● **Requirement**
Your answer should be one number: how many lines of the records hold the string "HISTORY".

**** Given information ****

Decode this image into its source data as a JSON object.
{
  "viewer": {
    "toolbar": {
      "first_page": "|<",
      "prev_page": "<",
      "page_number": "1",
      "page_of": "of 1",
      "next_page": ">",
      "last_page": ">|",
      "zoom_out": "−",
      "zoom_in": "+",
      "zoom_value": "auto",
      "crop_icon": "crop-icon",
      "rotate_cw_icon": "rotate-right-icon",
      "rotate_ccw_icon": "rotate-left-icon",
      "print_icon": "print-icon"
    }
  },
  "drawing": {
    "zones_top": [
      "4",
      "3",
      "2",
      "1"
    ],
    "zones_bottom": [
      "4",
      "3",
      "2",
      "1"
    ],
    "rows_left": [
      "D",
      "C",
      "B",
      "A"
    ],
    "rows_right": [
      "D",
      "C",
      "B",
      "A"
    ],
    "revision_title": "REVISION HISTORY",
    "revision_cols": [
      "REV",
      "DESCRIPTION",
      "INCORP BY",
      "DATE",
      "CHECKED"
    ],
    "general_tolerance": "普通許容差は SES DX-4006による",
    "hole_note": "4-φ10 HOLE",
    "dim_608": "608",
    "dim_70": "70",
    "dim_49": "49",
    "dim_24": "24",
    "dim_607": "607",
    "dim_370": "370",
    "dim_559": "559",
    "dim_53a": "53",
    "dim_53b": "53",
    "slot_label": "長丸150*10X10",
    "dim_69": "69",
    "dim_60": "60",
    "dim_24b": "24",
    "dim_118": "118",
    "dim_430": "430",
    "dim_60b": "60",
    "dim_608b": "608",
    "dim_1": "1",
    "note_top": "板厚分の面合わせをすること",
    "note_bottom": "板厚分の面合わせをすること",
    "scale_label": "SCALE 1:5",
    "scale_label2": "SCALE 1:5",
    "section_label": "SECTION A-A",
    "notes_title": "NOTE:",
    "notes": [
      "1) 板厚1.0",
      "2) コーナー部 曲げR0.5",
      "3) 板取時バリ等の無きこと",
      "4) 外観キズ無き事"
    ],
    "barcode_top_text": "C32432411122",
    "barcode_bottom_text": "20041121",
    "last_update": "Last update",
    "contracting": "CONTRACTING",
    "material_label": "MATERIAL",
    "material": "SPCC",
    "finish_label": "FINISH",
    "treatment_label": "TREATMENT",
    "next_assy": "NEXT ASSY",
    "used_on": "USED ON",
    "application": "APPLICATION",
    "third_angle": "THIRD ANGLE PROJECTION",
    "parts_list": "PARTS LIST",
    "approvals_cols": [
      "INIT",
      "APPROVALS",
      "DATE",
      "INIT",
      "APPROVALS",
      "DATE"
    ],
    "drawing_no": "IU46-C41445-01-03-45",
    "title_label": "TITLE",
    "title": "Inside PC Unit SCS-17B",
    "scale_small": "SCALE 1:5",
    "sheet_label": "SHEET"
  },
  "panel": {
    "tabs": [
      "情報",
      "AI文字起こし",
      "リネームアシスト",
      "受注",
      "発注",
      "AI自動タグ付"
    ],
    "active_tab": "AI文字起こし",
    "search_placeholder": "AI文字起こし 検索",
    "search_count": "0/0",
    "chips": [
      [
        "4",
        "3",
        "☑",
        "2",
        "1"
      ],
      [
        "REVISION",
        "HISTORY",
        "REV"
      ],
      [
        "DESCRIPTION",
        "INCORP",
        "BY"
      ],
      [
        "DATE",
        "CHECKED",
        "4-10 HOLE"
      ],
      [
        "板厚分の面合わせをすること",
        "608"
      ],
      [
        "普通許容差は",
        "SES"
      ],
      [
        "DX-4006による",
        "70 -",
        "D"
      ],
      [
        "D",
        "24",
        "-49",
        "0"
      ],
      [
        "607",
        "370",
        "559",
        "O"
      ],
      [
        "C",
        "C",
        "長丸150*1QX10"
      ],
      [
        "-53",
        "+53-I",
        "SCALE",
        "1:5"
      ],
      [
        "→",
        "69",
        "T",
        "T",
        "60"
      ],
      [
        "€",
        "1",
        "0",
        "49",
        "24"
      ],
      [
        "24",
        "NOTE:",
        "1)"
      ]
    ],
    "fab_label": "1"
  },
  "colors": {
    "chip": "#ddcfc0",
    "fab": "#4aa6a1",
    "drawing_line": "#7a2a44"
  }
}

****

● **Answer to the task**
2